[[ Exercise passage open ]]

The Twitter network below was created by Marc Smith, Social Media Research Foundation. He used it in a recent workshop on Social Media Network Analysis that I organized here at Syracuse University on January 19-20. I picked it up and posted it here on my Social Media in the Public Sector blog, because it relates to the Global Health Advocacy and Policy Project (GHAPP), PI Jeremy Shiffman (American University). It is a Gates-funded project I’m involved in to study the global public health issue networks. From the project website:
The team is investigating six global health policy communities — networks of individuals and organizations linked by a shared concern for a public health issue. The aim is to develop generalizable knowledge concerning why some networks are more effective than others in generating resources and attention, facilitating national policy adoption and supporting the scale-up of interventions.
This specific Twitter network was created by Marc Smith tracking the keyword “gatesfoundation” among Twitter on January [Please visit Marc Smith’s Flickr page with a full description of the process and statistic]. It shows Twitter users who have actively chosen “gatesfoundation” either as a hashtag in their tweets, retweeted a message from the @gatesfoundation Twitter account or mentioned other users’ messages. In our workshop Marc used the Gates Foundation Twitter network as a way to contrast two different types of networks: brand networks vs. broadcasting networks.
The brand network, where many Twitter users are over and over using and re-using the same keyword independent of each other, results in a tight knit community around a specific hashtag. As an example, Coca Cola or Nike have become brand networks.
The Twitter network that resulted in the attached graph is clearly a broadcasting network originating from the official @gatesfoundation account. Messages and connection radiate in a star formation out to other Twitter users.
This can have many different reasons:
- Gates is mainly seen in an authoritative role: broadcasting studies, press releases, etc., but nonprofits, advocates, policy makers, etc. are choosing not to actively interact with the Foundation’s Twitter account online.
- The mission of Gates to promote global public health and so they might want to use Twitter solely to educate their audience and are part of issue network conversations in other types of contexts.
- Another possible interpretation is that Gates does not see itself as an integral part of the global health community – instead it relatively passively pushes out content without being part of follow-up conversations in local issue network.
What this network can tell:
- The overall structure of the network can potentially tell how an organization’s communication strategy is aligned with its mission fulfillment: Does the organization reach into the diverse audiences it is trying to access? Do audiences have the right information an organization aims to provide?
- The network also tells a story of how connected or disconnected an organization is online: If no one pays attention to the messages the Gates Foundation is promoting, the foundation needs to carefully think about its engagement strategy and effectiveness in reaching into
What this network map cannot tell:
- This one-time snapshot of a very short period of just one day of tweets among a limited amount of Twitter users can’t make any generalized statements about the overall communication strategy or even the Gates Foundation’s overall Twitter strategy. Recreating the map on a daily basis including world events, crisis situtions, large funding announcements, etc., will provide a more comprehensive picture over time.

[[ Exercise passage closed ]]

Quote the Gates Foundation Twitter post between "- Another possible" and "aims to provide?", inclusive. Please rely on the Gates Foundation Twitter post alone, not on the data.

[[ Material provided open ]]

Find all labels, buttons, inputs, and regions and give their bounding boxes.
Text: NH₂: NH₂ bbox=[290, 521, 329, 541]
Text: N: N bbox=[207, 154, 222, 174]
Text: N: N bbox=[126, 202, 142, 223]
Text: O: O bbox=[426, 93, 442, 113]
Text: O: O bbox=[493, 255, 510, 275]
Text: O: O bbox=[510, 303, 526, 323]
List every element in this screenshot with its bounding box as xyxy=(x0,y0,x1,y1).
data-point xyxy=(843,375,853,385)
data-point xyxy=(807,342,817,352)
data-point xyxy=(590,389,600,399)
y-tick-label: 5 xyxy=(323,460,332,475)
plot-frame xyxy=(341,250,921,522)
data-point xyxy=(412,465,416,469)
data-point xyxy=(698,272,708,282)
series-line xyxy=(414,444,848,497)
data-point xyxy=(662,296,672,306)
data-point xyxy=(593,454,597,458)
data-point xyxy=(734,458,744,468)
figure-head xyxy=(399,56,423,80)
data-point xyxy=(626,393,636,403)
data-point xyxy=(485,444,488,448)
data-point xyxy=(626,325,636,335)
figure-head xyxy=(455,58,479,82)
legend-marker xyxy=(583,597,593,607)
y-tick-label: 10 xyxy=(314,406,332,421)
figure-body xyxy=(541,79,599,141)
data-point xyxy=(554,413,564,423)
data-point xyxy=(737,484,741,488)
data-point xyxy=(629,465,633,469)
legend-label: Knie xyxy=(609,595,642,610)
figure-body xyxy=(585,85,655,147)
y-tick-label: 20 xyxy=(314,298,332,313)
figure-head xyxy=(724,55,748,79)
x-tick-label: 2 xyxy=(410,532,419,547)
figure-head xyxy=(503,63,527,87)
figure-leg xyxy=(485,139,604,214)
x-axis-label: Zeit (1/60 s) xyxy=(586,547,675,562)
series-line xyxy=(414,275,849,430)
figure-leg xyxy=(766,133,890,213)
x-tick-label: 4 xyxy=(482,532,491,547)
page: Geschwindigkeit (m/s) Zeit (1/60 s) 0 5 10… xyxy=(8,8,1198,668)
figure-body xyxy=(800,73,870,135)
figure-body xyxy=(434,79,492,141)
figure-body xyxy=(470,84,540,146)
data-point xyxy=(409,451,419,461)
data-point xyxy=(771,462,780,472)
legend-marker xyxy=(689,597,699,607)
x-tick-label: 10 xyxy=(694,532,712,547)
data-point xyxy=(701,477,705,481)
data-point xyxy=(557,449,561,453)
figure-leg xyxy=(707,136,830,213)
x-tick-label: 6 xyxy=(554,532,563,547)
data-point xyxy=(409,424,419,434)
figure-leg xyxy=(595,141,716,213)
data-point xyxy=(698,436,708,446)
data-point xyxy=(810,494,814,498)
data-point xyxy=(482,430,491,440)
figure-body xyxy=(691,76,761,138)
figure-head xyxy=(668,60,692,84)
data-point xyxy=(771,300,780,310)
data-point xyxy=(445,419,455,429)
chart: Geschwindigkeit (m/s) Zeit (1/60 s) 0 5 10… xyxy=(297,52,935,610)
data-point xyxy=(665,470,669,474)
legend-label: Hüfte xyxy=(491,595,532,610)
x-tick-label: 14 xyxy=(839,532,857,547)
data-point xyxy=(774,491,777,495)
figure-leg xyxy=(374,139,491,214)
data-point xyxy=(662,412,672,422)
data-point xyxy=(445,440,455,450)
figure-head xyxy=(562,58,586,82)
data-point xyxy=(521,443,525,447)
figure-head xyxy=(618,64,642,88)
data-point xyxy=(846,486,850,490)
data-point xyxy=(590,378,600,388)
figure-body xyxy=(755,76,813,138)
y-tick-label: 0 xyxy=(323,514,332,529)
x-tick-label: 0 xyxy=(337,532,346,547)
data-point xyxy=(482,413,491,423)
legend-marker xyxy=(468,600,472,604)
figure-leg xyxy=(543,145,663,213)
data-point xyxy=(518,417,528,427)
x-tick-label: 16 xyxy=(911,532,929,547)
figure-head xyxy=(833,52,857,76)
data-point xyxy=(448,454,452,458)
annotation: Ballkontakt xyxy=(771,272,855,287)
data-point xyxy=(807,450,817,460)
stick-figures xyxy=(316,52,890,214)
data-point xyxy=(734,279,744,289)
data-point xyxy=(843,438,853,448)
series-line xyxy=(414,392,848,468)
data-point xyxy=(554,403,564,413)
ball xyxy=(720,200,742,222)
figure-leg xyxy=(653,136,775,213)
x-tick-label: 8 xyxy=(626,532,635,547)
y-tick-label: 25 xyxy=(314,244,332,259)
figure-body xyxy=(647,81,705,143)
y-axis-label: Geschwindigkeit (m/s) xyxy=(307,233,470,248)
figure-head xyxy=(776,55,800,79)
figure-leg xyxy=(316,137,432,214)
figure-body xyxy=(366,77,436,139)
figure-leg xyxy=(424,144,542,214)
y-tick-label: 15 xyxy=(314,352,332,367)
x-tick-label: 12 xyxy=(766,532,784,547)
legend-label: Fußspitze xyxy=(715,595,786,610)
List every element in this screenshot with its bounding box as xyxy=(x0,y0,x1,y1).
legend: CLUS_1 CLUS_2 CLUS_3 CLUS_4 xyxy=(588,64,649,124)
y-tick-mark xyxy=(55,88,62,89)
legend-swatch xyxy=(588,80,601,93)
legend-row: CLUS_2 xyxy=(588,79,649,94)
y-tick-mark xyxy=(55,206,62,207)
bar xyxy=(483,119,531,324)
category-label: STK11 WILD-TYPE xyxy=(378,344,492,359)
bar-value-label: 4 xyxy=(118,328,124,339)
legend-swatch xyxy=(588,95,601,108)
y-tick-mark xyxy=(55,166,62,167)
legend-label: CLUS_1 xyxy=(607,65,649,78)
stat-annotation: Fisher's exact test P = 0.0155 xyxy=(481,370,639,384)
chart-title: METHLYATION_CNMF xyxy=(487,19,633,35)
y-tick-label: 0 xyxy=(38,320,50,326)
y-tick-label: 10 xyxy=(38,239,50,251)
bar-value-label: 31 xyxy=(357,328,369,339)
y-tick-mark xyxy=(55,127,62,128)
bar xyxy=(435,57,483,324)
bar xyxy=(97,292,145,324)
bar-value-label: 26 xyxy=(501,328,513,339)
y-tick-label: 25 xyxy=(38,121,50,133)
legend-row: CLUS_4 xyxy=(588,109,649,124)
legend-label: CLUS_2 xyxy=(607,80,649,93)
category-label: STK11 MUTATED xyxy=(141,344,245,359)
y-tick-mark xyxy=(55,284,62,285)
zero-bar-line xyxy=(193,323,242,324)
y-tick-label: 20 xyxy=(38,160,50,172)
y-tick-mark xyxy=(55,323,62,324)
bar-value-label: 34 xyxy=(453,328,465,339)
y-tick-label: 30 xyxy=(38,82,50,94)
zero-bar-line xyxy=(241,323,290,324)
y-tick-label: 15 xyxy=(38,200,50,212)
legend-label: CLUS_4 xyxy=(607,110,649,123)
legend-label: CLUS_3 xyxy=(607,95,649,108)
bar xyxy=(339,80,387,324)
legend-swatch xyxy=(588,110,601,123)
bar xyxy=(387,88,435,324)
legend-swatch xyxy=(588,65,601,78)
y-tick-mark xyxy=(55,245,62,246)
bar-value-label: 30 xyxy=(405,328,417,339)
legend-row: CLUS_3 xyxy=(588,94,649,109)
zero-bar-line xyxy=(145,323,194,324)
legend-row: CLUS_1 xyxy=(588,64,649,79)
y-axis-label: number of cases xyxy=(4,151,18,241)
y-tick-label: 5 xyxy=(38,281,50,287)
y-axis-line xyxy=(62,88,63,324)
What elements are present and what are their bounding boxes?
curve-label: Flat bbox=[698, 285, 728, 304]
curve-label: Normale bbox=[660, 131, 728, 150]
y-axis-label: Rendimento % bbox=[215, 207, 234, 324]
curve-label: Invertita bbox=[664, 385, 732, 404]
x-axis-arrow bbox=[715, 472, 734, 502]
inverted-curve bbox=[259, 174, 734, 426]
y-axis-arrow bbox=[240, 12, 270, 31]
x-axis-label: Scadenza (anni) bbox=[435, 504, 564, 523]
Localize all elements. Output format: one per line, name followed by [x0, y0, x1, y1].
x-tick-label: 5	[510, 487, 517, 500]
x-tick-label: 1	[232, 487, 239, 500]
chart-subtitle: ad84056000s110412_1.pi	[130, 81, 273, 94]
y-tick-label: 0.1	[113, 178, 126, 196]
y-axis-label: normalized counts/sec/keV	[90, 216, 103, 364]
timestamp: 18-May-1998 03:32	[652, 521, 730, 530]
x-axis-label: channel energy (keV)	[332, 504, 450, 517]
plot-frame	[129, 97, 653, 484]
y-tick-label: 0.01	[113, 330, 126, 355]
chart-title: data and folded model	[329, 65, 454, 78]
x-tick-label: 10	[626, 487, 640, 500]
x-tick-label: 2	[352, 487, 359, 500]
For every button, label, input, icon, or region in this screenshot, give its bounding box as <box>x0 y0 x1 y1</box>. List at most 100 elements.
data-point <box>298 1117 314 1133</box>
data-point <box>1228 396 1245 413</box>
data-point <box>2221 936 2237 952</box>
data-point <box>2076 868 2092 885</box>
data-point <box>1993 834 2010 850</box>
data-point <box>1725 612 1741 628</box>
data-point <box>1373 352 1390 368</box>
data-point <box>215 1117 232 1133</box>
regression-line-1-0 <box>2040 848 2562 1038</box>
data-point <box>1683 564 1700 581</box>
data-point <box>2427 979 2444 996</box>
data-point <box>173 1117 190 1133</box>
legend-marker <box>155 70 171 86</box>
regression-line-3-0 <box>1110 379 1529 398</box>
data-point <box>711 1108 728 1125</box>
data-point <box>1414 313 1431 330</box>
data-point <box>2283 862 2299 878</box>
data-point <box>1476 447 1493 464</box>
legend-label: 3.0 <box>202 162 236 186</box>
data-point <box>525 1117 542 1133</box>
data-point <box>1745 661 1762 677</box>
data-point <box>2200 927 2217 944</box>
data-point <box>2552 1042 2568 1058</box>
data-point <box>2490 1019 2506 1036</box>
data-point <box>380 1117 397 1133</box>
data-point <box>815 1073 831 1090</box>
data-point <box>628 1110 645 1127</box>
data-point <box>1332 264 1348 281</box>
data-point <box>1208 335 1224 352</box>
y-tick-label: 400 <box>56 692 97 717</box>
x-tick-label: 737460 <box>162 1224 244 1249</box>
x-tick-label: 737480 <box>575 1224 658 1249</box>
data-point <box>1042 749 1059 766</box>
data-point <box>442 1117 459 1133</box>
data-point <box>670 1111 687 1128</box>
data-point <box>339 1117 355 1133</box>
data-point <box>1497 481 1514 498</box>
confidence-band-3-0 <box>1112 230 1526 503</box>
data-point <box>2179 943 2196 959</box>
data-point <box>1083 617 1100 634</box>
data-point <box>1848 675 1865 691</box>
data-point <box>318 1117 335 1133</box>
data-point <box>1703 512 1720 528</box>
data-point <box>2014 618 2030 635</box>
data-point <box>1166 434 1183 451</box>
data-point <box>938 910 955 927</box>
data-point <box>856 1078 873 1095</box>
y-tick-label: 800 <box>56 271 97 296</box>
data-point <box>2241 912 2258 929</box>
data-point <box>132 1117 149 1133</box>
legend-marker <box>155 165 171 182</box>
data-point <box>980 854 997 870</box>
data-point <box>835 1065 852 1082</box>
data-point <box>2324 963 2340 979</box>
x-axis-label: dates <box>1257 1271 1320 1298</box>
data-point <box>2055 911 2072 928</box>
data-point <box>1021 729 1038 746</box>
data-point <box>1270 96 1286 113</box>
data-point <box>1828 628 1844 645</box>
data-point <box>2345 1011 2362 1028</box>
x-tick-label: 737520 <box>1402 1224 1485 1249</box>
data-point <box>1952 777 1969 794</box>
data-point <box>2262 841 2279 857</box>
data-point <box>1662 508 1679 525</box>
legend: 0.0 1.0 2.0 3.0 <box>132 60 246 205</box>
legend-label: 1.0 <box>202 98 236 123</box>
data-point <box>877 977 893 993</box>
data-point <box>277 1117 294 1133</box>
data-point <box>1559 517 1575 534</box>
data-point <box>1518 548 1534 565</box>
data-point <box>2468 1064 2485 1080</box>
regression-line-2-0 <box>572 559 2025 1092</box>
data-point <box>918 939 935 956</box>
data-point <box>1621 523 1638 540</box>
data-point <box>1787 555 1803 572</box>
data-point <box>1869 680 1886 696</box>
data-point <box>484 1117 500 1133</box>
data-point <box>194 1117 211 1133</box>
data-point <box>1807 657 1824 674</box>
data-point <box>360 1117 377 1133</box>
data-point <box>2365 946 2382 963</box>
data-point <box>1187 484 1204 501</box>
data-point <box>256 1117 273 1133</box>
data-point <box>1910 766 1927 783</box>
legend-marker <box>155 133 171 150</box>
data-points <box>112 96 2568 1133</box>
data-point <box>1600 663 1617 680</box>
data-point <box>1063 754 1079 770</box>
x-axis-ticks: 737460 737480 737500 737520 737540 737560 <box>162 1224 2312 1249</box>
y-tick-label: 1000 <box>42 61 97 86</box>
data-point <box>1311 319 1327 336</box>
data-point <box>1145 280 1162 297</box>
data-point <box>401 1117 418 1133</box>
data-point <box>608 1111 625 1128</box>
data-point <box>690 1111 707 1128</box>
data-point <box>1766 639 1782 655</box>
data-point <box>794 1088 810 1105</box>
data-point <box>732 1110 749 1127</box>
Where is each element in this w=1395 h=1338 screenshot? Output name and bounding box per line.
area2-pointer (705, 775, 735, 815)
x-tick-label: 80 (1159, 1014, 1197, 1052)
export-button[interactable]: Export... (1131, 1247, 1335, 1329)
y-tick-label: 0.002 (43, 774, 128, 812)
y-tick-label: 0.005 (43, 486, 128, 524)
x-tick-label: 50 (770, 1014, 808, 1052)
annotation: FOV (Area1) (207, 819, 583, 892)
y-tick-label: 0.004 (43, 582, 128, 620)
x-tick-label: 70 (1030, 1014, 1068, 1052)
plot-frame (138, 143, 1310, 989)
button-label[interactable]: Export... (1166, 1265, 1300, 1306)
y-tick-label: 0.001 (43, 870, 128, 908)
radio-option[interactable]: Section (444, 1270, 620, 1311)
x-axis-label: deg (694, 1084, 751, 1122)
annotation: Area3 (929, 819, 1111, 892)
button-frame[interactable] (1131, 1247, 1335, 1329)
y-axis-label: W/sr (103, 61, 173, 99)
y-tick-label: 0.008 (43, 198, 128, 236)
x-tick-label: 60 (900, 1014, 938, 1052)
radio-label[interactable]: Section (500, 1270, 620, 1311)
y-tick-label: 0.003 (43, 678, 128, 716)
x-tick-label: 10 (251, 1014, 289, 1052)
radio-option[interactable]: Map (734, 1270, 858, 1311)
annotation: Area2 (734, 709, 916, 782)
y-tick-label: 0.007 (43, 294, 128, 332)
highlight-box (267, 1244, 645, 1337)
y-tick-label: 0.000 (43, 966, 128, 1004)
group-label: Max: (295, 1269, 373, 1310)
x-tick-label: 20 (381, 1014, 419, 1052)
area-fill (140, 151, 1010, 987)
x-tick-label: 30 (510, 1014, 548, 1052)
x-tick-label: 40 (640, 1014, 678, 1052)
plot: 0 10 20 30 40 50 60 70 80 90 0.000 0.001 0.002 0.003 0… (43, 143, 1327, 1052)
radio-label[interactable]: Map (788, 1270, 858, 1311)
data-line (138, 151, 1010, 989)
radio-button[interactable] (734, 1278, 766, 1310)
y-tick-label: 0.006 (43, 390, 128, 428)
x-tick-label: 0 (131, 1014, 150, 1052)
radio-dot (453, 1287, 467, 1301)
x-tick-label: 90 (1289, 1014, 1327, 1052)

[[ Material provided closed ]]

Exercise result →
- Another possible interpretation is that Gates does not see itself as an integral part of the global health community – instead it relatively passively pushes out content without being part of follow-up conversations in local issue network.
What this network can tell:
- The overall structure of the network can potentially tell how an organization’s communication strategy is aligned with its mission fulfillment: Does the organization reach into the diverse audiences it is trying to access? Do audiences have the right information an organization aims to provide?